-- O QUE PRODUZIR --
Copie todas as linhas do material abaixo, sem alterar nenhum caractere.

Listagens de coordenadas de caixas
┌──
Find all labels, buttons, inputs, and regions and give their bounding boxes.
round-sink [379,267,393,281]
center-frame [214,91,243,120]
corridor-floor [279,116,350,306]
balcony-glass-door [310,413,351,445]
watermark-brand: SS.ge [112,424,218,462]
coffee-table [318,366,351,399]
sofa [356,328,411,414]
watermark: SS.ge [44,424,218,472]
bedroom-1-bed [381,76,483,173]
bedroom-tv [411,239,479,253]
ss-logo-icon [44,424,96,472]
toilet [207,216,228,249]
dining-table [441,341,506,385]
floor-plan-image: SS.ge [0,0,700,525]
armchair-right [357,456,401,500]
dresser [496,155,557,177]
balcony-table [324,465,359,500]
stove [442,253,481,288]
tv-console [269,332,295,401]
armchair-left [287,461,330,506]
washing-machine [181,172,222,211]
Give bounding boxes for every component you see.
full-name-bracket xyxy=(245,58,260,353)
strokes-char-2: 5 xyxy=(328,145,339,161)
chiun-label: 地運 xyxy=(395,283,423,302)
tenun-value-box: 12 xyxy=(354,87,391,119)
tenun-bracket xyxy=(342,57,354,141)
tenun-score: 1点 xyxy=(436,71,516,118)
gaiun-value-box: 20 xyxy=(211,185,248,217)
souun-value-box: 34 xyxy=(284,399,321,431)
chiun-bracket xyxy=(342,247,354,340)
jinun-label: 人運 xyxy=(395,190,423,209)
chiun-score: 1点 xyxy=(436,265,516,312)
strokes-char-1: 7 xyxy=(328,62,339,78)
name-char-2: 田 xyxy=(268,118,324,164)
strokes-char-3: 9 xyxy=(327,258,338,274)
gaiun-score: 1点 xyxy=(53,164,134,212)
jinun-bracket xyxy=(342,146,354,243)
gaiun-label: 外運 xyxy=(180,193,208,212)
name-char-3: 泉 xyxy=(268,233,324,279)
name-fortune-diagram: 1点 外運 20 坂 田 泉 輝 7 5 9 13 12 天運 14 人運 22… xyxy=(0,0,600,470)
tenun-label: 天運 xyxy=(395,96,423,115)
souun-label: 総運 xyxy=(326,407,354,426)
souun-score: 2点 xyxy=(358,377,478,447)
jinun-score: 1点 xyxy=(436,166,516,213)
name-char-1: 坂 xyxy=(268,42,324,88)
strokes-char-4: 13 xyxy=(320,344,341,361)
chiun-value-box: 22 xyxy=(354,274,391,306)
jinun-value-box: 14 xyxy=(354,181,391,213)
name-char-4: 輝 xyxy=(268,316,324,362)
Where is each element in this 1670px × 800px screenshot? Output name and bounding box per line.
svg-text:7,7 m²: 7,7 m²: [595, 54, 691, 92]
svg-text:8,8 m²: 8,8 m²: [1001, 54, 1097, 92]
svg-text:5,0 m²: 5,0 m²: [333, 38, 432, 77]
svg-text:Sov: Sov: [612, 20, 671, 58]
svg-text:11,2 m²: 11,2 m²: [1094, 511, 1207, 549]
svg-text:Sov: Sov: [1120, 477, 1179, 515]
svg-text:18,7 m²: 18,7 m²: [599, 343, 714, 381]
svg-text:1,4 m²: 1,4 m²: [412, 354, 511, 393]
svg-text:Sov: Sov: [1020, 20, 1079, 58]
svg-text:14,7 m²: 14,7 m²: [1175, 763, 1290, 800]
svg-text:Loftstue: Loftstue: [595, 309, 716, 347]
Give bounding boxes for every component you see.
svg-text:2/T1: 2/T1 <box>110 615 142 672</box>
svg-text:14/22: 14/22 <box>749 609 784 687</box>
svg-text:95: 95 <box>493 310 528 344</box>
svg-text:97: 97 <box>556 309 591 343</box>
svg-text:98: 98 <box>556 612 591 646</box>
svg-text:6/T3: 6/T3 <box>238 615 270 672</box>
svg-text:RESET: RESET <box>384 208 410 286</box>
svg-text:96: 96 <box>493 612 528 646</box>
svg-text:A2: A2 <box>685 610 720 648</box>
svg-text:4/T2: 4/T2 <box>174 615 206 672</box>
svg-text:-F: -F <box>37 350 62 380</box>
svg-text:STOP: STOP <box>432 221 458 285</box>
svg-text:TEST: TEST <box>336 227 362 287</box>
└──
-- RESPOSTA ESCRITA --
Find all labels, buttons, inputs, and regions and give their bounding boxes.
round-sink [379,267,393,281]
center-frame [214,91,243,120]
corridor-floor [279,116,350,306]
balcony-glass-door [310,413,351,445]
watermark-brand: SS.ge [112,424,218,462]
coffee-table [318,366,351,399]
sofa [356,328,411,414]
watermark: SS.ge [44,424,218,472]
bedroom-1-bed [381,76,483,173]
bedroom-tv [411,239,479,253]
ss-logo-icon [44,424,96,472]
toilet [207,216,228,249]
dining-table [441,341,506,385]
floor-plan-image: SS.ge [0,0,700,525]
armchair-right [357,456,401,500]
dresser [496,155,557,177]
balcony-table [324,465,359,500]
stove [442,253,481,288]
tv-console [269,332,295,401]
armchair-left [287,461,330,506]
washing-machine [181,172,222,211]
Give bounding boxes for every component you see.
full-name-bracket xyxy=(245,58,260,353)
strokes-char-2: 5 xyxy=(328,145,339,161)
chiun-label: 地運 xyxy=(395,283,423,302)
tenun-value-box: 12 xyxy=(354,87,391,119)
tenun-bracket xyxy=(342,57,354,141)
tenun-score: 1点 xyxy=(436,71,516,118)
gaiun-value-box: 20 xyxy=(211,185,248,217)
souun-value-box: 34 xyxy=(284,399,321,431)
chiun-bracket xyxy=(342,247,354,340)
jinun-label: 人運 xyxy=(395,190,423,209)
chiun-score: 1点 xyxy=(436,265,516,312)
strokes-char-1: 7 xyxy=(328,62,339,78)
name-char-2: 田 xyxy=(268,118,324,164)
strokes-char-3: 9 xyxy=(327,258,338,274)
gaiun-score: 1点 xyxy=(53,164,134,212)
jinun-bracket xyxy=(342,146,354,243)
gaiun-label: 外運 xyxy=(180,193,208,212)
name-char-3: 泉 xyxy=(268,233,324,279)
name-fortune-diagram: 1点 外運 20 坂 田 泉 輝 7 5 9 13 12 天運 14 人運 22… xyxy=(0,0,600,470)
tenun-label: 天運 xyxy=(395,96,423,115)
souun-label: 総運 xyxy=(326,407,354,426)
souun-score: 2点 xyxy=(358,377,478,447)
jinun-score: 1点 xyxy=(436,166,516,213)
name-char-1: 坂 xyxy=(268,42,324,88)
strokes-char-4: 13 xyxy=(320,344,341,361)
chiun-value-box: 22 xyxy=(354,274,391,306)
jinun-value-box: 14 xyxy=(354,181,391,213)
name-char-4: 輝 xyxy=(268,316,324,362)
Where is each element in this 1670px × 800px screenshot? Output name and bounding box per line.
svg-text:7,7 m²: 7,7 m²: [595, 54, 691, 92]
svg-text:8,8 m²: 8,8 m²: [1001, 54, 1097, 92]
svg-text:5,0 m²: 5,0 m²: [333, 38, 432, 77]
svg-text:Sov: Sov: [612, 20, 671, 58]
svg-text:11,2 m²: 11,2 m²: [1094, 511, 1207, 549]
svg-text:Sov: Sov: [1120, 477, 1179, 515]
svg-text:18,7 m²: 18,7 m²: [599, 343, 714, 381]
svg-text:1,4 m²: 1,4 m²: [412, 354, 511, 393]
svg-text:Sov: Sov: [1020, 20, 1079, 58]
svg-text:14,7 m²: 14,7 m²: [1175, 763, 1290, 800]
svg-text:Loftstue: Loftstue: [595, 309, 716, 347]
Give bounding boxes for every component you see.
svg-text:2/T1: 2/T1 <box>110 615 142 672</box>
svg-text:14/22: 14/22 <box>749 609 784 687</box>
svg-text:95: 95 <box>493 310 528 344</box>
svg-text:97: 97 <box>556 309 591 343</box>
svg-text:98: 98 <box>556 612 591 646</box>
svg-text:6/T3: 6/T3 <box>238 615 270 672</box>
svg-text:RESET: RESET <box>384 208 410 286</box>
svg-text:96: 96 <box>493 612 528 646</box>
svg-text:A2: A2 <box>685 610 720 648</box>
svg-text:4/T2: 4/T2 <box>174 615 206 672</box>
svg-text:-F: -F <box>37 350 62 380</box>
svg-text:STOP: STOP <box>432 221 458 285</box>
svg-text:TEST: TEST <box>336 227 362 287</box>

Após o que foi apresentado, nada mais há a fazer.